◆ Exercise objective
Sift the listing for lines that hold the string "quadriennio" and pull them out.

◆ Stored items from a collection
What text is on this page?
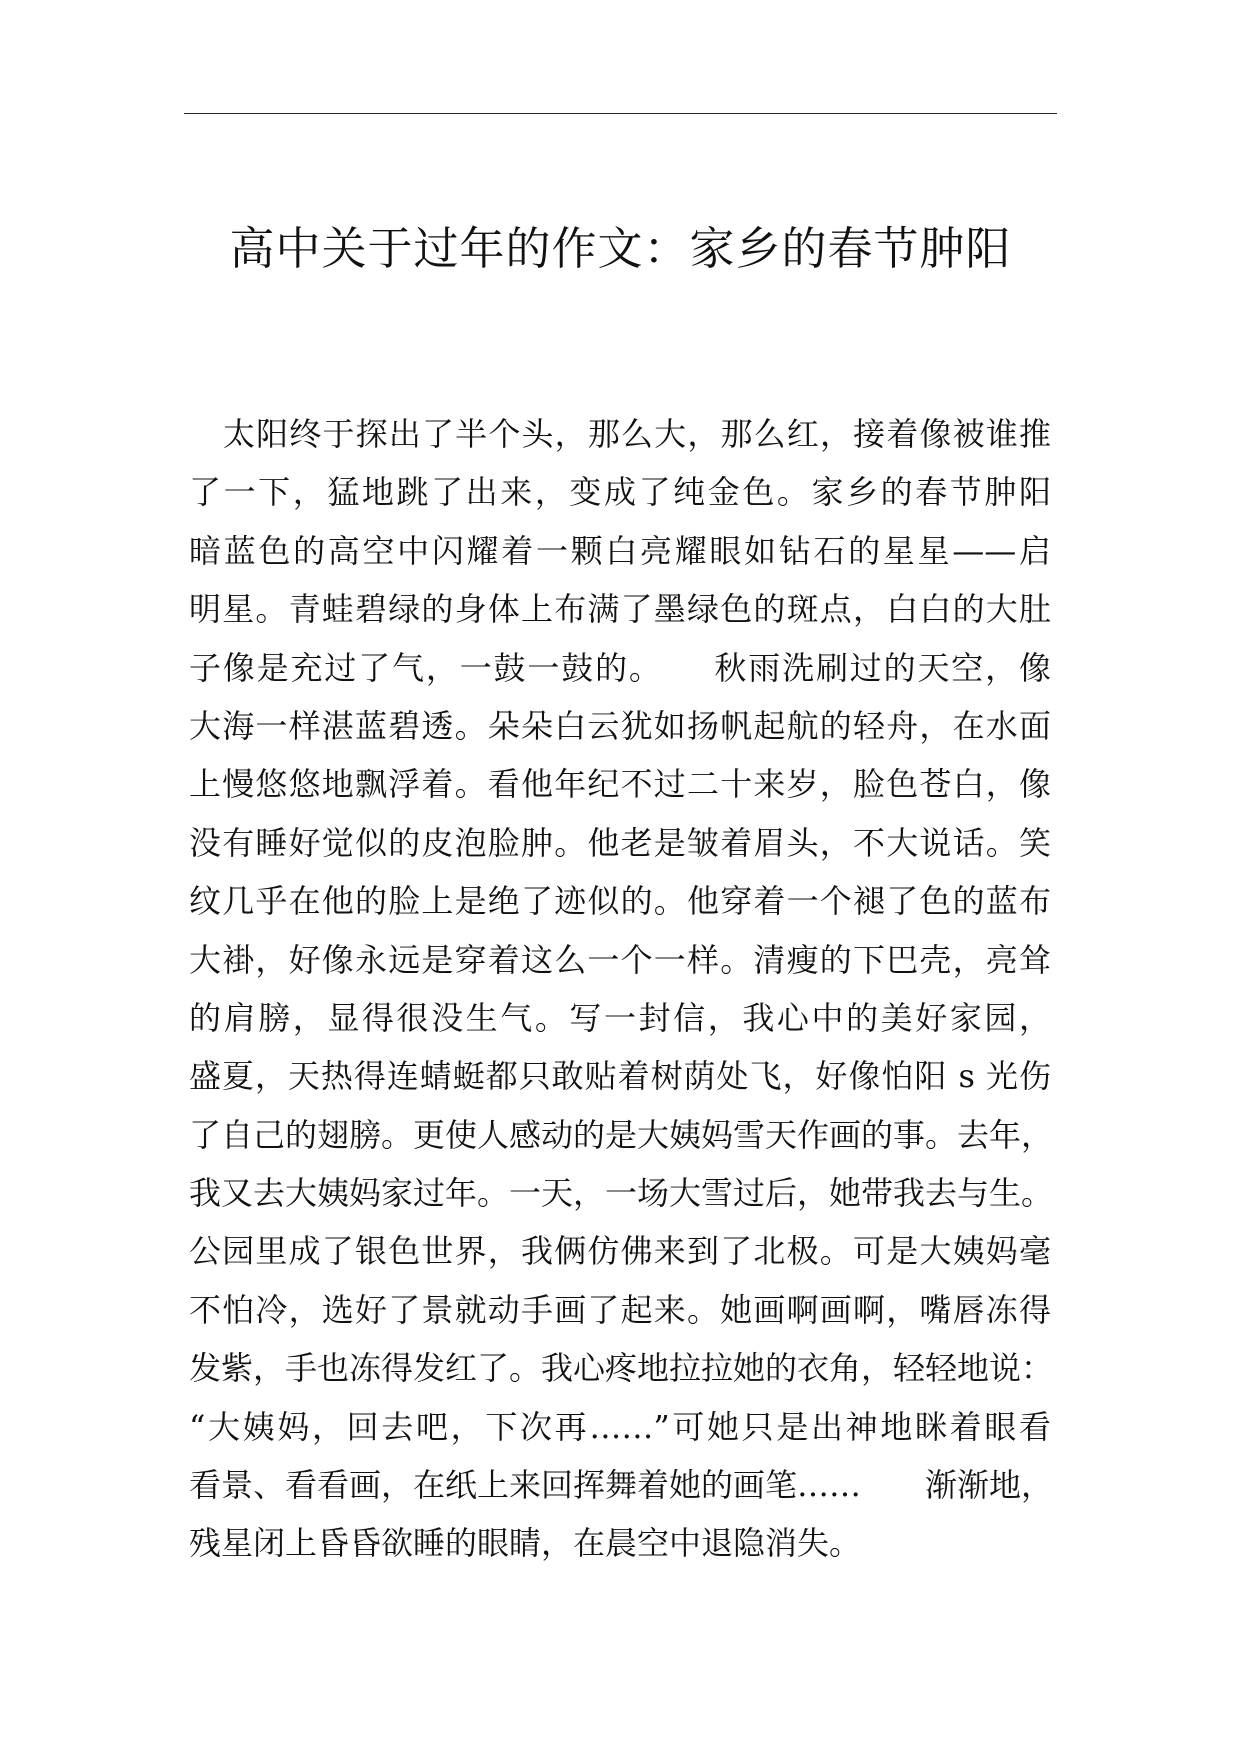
高中关于过年的作文：家乡的春节肿阳
太阳终于探出了半个头，那么大，那么红，接着像被谁推
了一下，猛地跳了出来，变成了纯金色。家乡的春节肿阳
暗蓝色的高空中闪耀着一颗白亮耀眼如钻石的星星——启
明星。青蛙碧绿的身体上布满了墨绿色的斑点，白白的大肚
子像是充过了气，一鼓一鼓的。　　秋雨洗刷过的天空，像
大海一样湛蓝碧透。朵朵白云犹如扬帆起航的轻舟，在水面
上慢悠悠地飘浮着。看他年纪不过二十来岁，脸色苍白，像
没有睡好觉似的皮泡脸肿。他老是皱着眉头，不大说话。笑
纹几乎在他的脸上是绝了迹似的。他穿着一个褪了色的蓝布
大褂，好像永远是穿着这么一个一样。清瘦的下巴壳，亮耸
的肩膀，显得很没生气。写一封信，我心中的美好家园，
盛夏，天热得连蜻蜓都只敢贴着树荫处飞，好像怕阳 s 光伤
了自己的翅膀。更使人感动的是大姨妈雪天作画的事。去年，
我又去大姨妈家过年。一天，一场大雪过后，她带我去与生。
公园里成了银色世界，我俩仿佛来到了北极。可是大姨妈毫
不怕冷，选好了景就动手画了起来。她画啊画啊，嘴唇冻得
发紫，手也冻得发红了。我心疼地拉拉她的衣角，轻轻地说：
“大姨妈，回去吧，下次再……”可她只是出神地眯着眼看
看景、看看画，在纸上来回挥舞着她的画笔……　　渐渐地，
残星闭上昏昏欲睡的眼睛，在晨空中退隐消失。
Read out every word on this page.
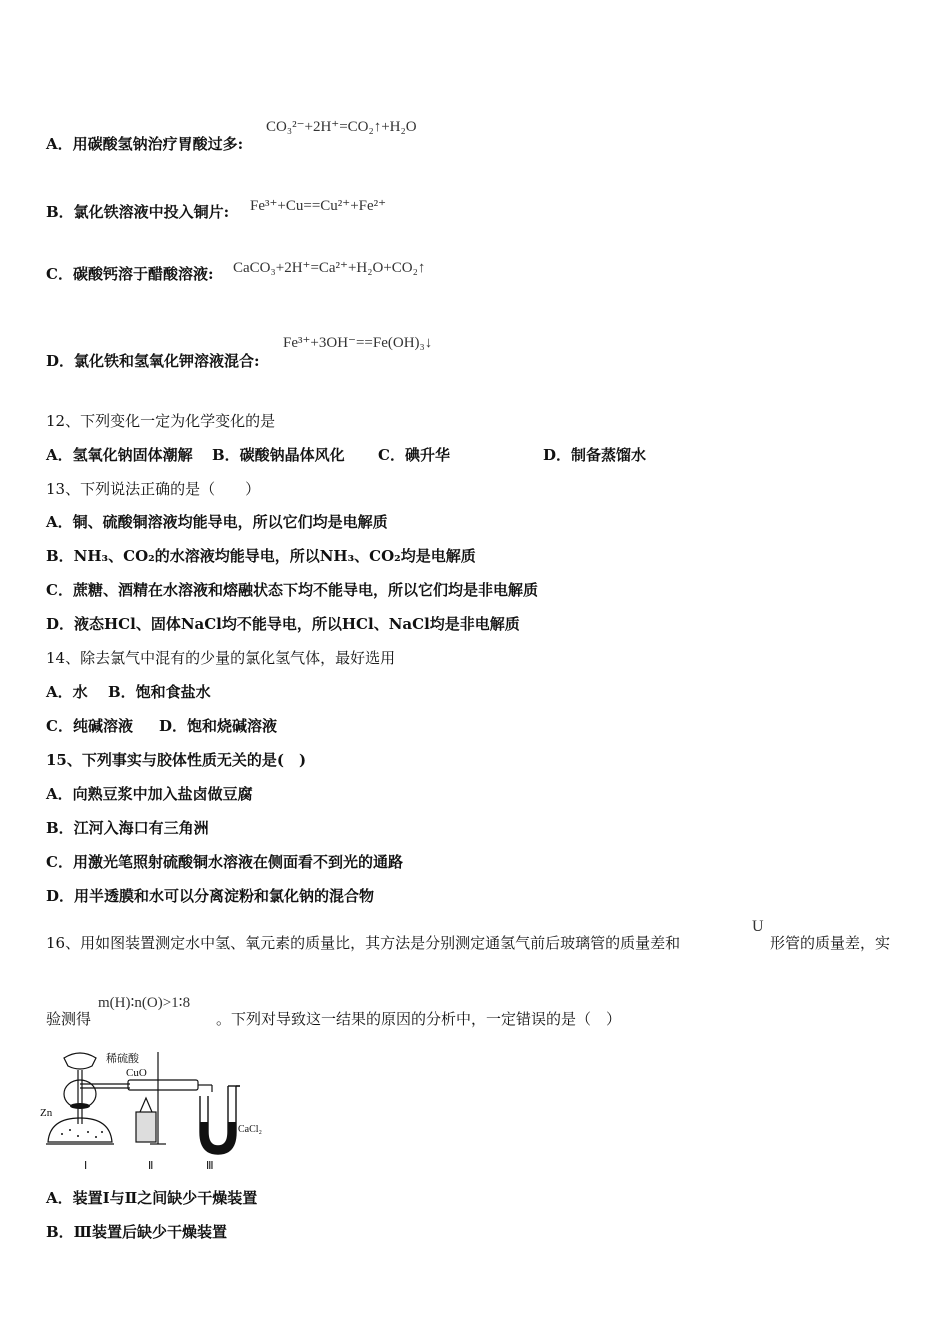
A．用碳酸氢钠治疗胃酸过多:
CO₃²⁻+2H⁺=CO₂↑+H₂O
B．氯化铁溶液中投入铜片: Fe³⁺+Cu==Cu²⁺+Fe²⁺
C．碳酸钙溶于醋酸溶液: CaCO₃+2H⁺=Ca²⁺+H₂O+CO₂↑
D．氯化铁和氢氧化钾溶液混合:
Fe³⁺+3OH⁻==Fe(OH)₃↓
12、下列变化一定为化学变化的是
A．氢氧化钠固体潮解 B．碳酸钠晶体风化 C．碘升华	D．制备蒸馏水
13、下列说法正确的是（　　）
A．铜、硫酸铜溶液均能导电，所以它们均是电解质
B．NH₃、CO₂的水溶液均能导电，所以NH₃、CO₂均是电解质
C．蔗糖、酒精在水溶液和熔融状态下均不能导电，所以它们均是非电解质
D．液态HCl、固体NaCl均不能导电，所以HCl、NaCl均是非电解质
14、除去氯气中混有的少量的氯化氢气体，最好选用
A．水 B．饱和食盐水
C．纯碱溶液 D．饱和烧碱溶液
15、下列事实与胶体性质无关的是(　)
A．向熟豆浆中加入盐卤做豆腐
B．江河入海口有三角洲
C．用激光笔照射硫酸铜水溶液在侧面看不到光的通路
D．用半透膜和水可以分离淀粉和氯化钠的混合物
16、用如图装置测定水中氢、氧元素的质量比，其方法是分别测定通氢气前后玻璃管的质量差和
U
形管的质量差，实
验测得
m(H)∶n(O)>1∶8
。下列对导致这一结果的原因的分析中，一定错误的是（　）
稀硫酸
CuO
Zn
CaCl₂
Ⅰ	Ⅱ	Ⅲ
A．装置Ⅰ与Ⅱ之间缺少干燥装置
B．Ⅲ装置后缺少干燥装置
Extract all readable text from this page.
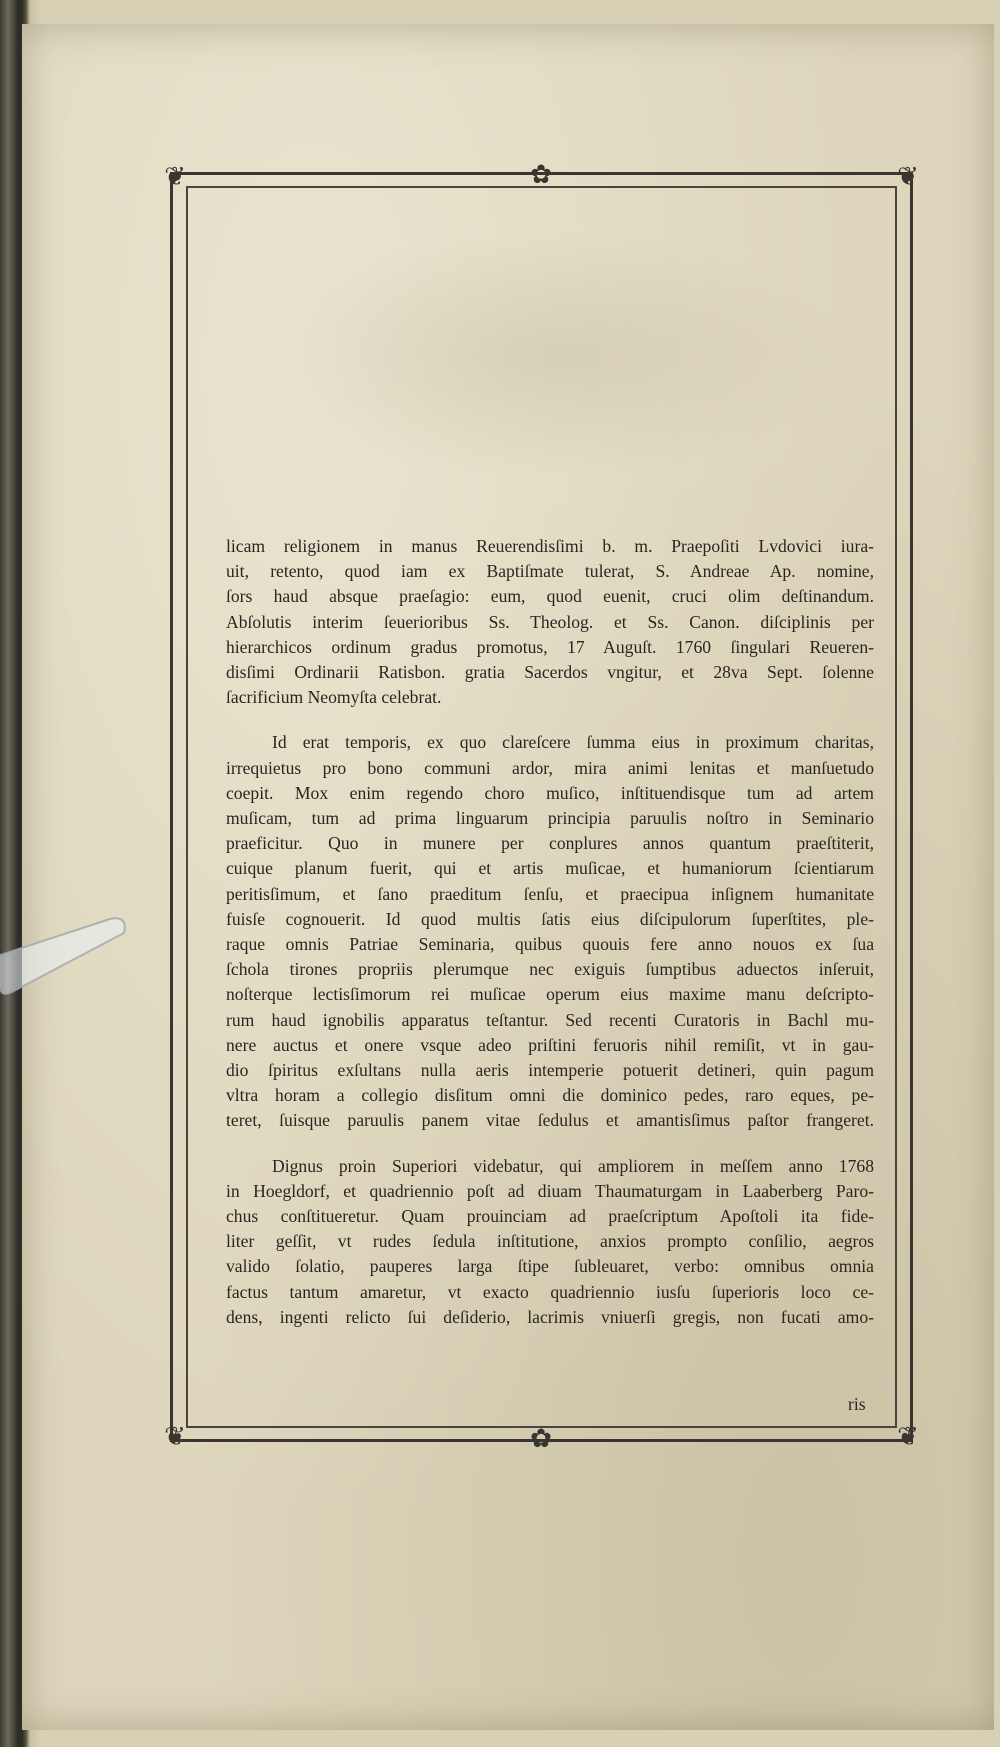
❦	❦
❦	❦
✿
✿
licam religionem in manus Reuerendisſimi b. m. Praepoſiti Lvdovici iura-
uit, retento, quod iam ex Baptiſmate tulerat, S. Andreae Ap. nomine,
ſors haud absque praeſagio: eum, quod euenit, cruci olim deſtinandum.
Abſolutis interim ſeuerioribus Ss. Theolog. et Ss. Canon. diſciplinis per
hierarchicos ordinum gradus promotus, 17 Auguſt. 1760 ſingulari Reueren-
disſimi Ordinarii Ratisbon. gratia Sacerdos vngitur, et 28va Sept. ſolenne
ſacrificium Neomyſta celebrat.
Id erat temporis, ex quo clareſcere ſumma eius in proximum charitas,
irrequietus pro bono communi ardor, mira animi lenitas et manſuetudo
coepit. Mox enim regendo choro muſico, inſtituendisque tum ad artem
muſicam, tum ad prima linguarum principia paruulis noſtro in Seminario
praeficitur. Quo in munere per conplures annos quantum praeſtiterit,
cuique planum fuerit, qui et artis muſicae, et humaniorum ſcientiarum
peritisſimum, et ſano praeditum ſenſu, et praecipua inſignem humanitate
fuisſe cognouerit. Id quod multis ſatis eius diſcipulorum ſuperſtites, ple-
raque omnis Patriae Seminaria, quibus quouis fere anno nouos ex ſua
ſchola tirones propriis plerumque nec exiguis ſumptibus aduectos inſeruit,
noſterque lectisſimorum rei muſicae operum eius maxime manu deſcripto-
rum haud ignobilis apparatus teſtantur. Sed recenti Curatoris in Bachl mu-
nere auctus et onere vsque adeo priſtini feruoris nihil remiſit, vt in gau-
dio ſpiritus exſultans nulla aeris intemperie potuerit detineri, quin pagum
vltra horam a collegio disſitum omni die dominico pedes, raro eques, pe-
teret, ſuisque paruulis panem vitae ſedulus et amantisſimus paſtor frangeret.
Dignus proin Superiori videbatur, qui ampliorem in meſſem anno 1768
in Hoegldorf, et quadriennio poſt ad diuam Thaumaturgam in Laaberberg Paro-
chus conſtitueretur. Quam prouinciam ad praeſcriptum Apoſtoli ita fide-
liter geſſit, vt rudes ſedula inſtitutione, anxios prompto conſilio, aegros
valido ſolatio, pauperes larga ſtipe ſubleuaret, verbo: omnibus omnia
factus tantum amaretur, vt exacto quadriennio iusſu ſuperioris loco ce-
dens, ingenti relicto ſui deſiderio, lacrimis vniuerſi gregis, non fucati amo-
ris
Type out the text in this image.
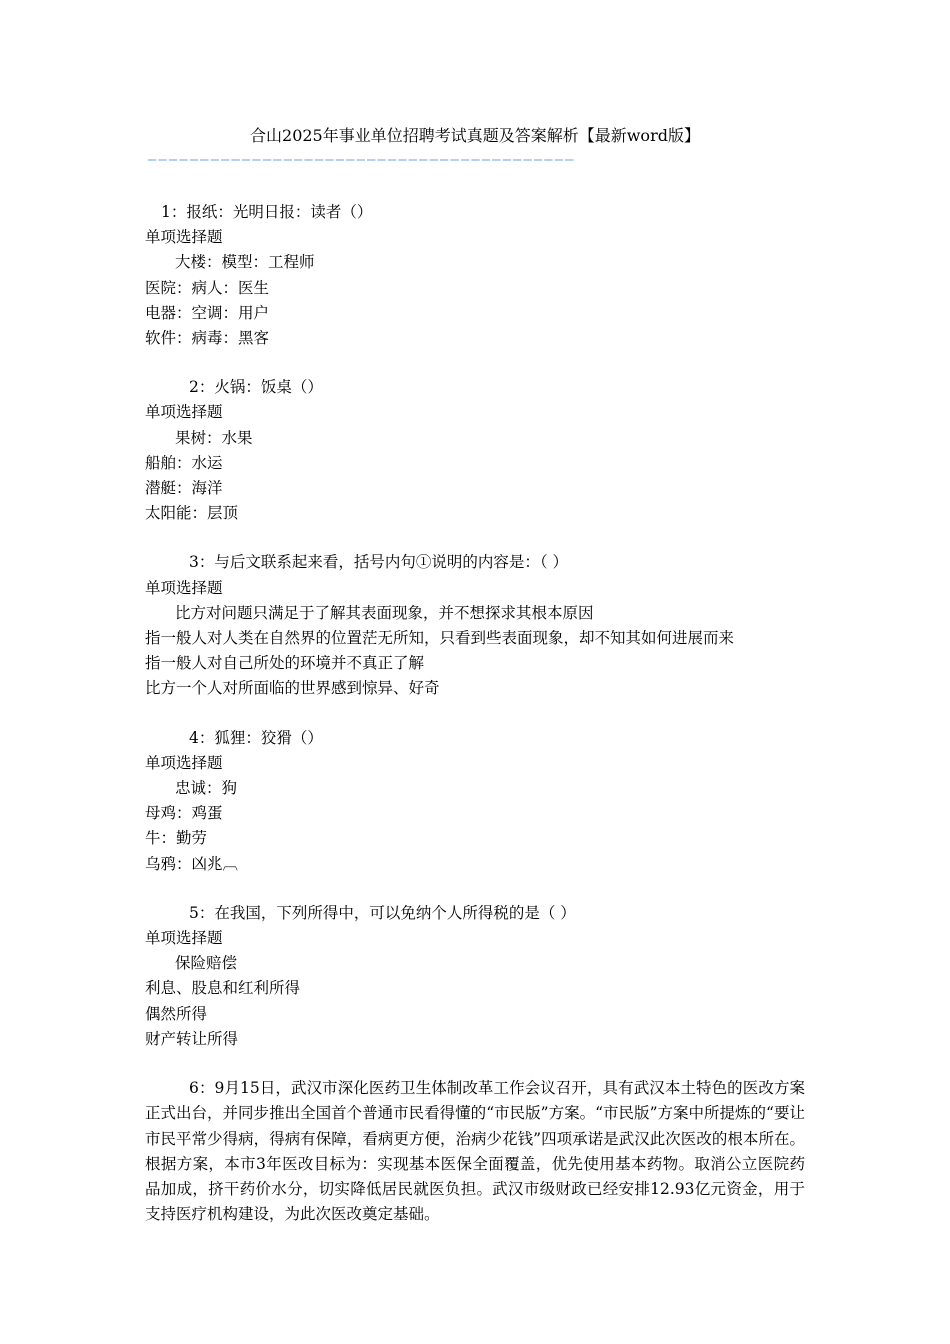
合山2025年事业单位招聘考试真题及答案解析【最新word版】
—————————————————————————————————————————
1：报纸：光明日报：读者（）
单项选择题
大楼：模型：工程师
医院：病人：医生
电器：空调：用户
软件：病毒：黑客
2：火锅：饭桌（）
单项选择题
果树：水果
船舶：水运
潜艇：海洋
太阳能：层顶
3：与后文联系起来看，括号内句①说明的内容是：（ ）
单项选择题
比方对问题只满足于了解其表面现象，并不想探求其根本原因
指一般人对人类在自然界的位置茫无所知，只看到些表面现象，却不知其如何进展而来
指一般人对自己所处的环境并不真正了解
比方一个人对所面临的世界感到惊异、好奇
4：狐狸：狡猾（）
单项选择题
忠诚：狗
母鸡：鸡蛋
牛：勤劳
乌鸦：凶兆︹
5：在我国，下列所得中，可以免纳个人所得税的是（ ）
单项选择题
保险赔偿
利息、股息和红利所得
偶然所得
财产转让所得
6：9月15日，武汉市深化医药卫生体制改革工作会议召开，具有武汉本土特色的医改方案正式出台，并同步推出全国首个普通市民看得懂的“市民版”方案。“市民版”方案中所提炼的“要让市民平常少得病，得病有保障，看病更方便，治病少花钱”四项承诺是武汉此次医改的根本所在。根据方案，本市3年医改目标为：实现基本医保全面覆盖，优先使用基本药物。取消公立医院药品加成，挤干药价水分，切实降低居民就医负担。武汉市级财政已经安排12.93亿元资金，用于支持医疗机构建设，为此次医改奠定基础。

◆ Exercise result
in Hoegldorf, et quadriennio poſt ad diuam Thaumaturgam in Laaberberg Paro-
factus tantum amaretur, vt exacto quadriennio iusſu ſuperioris loco ce-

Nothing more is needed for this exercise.